____ SOURCE RECORDS

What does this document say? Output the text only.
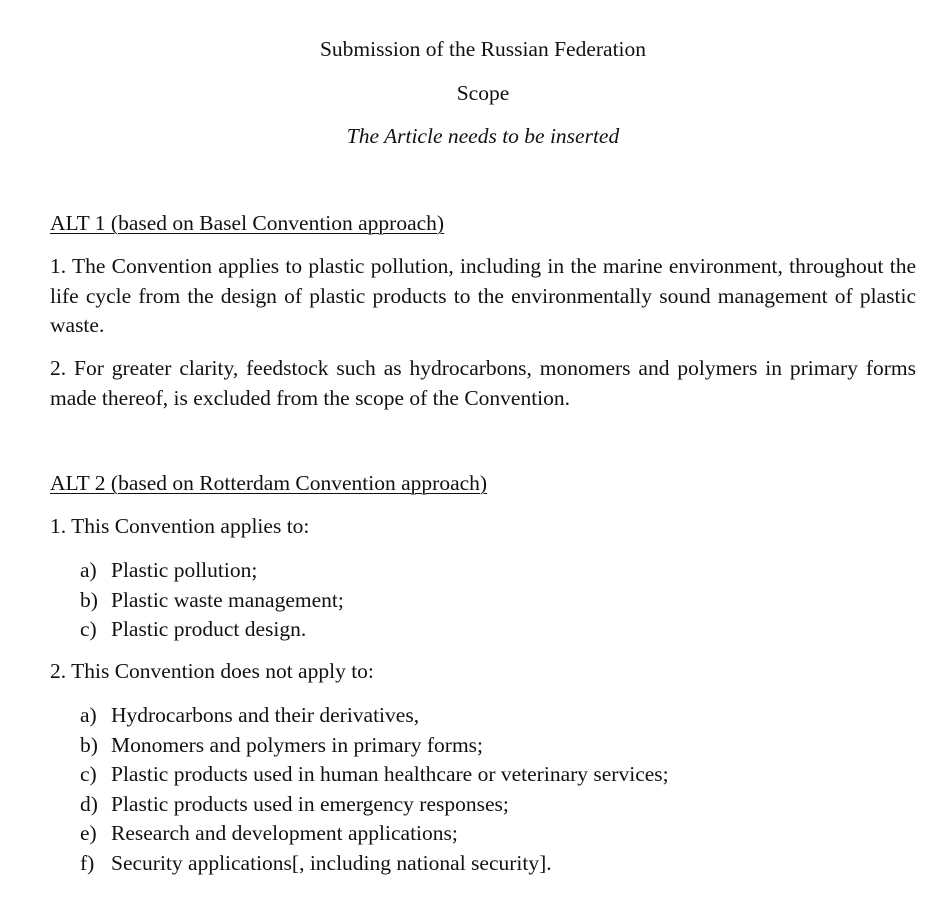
Submission of the Russian Federation

Scope

The Article needs to be inserted

ALT 1 (based on Basel Convention approach)

1. The Convention applies to plastic pollution, including in the marine environment, throughout the life cycle from the design of plastic products to the environmentally sound management of plastic waste.

2. For greater clarity, feedstock such as hydrocarbons, monomers and polymers in primary forms made thereof, is excluded from the scope of the Convention.

ALT 2 (based on Rotterdam Convention approach)

1. This Convention applies to:

a) Plastic pollution;
b) Plastic waste management;
c) Plastic product design.

2. This Convention does not apply to:

a) Hydrocarbons and their derivatives,
b) Monomers and polymers in primary forms;
c) Plastic products used in human healthcare or veterinary services;
d) Plastic products used in emergency responses;
e) Research and development applications;
f) Security applications[, including national security].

________

__INSTRUCTIONS TO FOLLOW__
Make an exact copy of the records shown above, without the pictures.

__TASK ANSWER__
What does this document say? Output the text only.
Submission of the Russian Federation

Scope

The Article needs to be inserted

ALT 1 (based on Basel Convention approach)

1. The Convention applies to plastic pollution, including in the marine environment, throughout the life cycle from the design of plastic products to the environmentally sound management of plastic waste.

2. For greater clarity, feedstock such as hydrocarbons, monomers and polymers in primary forms made thereof, is excluded from the scope of the Convention.

ALT 2 (based on Rotterdam Convention approach)

1. This Convention applies to:

a) Plastic pollution;
b) Plastic waste management;
c) Plastic product design.

2. This Convention does not apply to:

a) Hydrocarbons and their derivatives,
b) Monomers and polymers in primary forms;
c) Plastic products used in human healthcare or veterinary services;
d) Plastic products used in emergency responses;
e) Research and development applications;
f) Security applications[, including national security].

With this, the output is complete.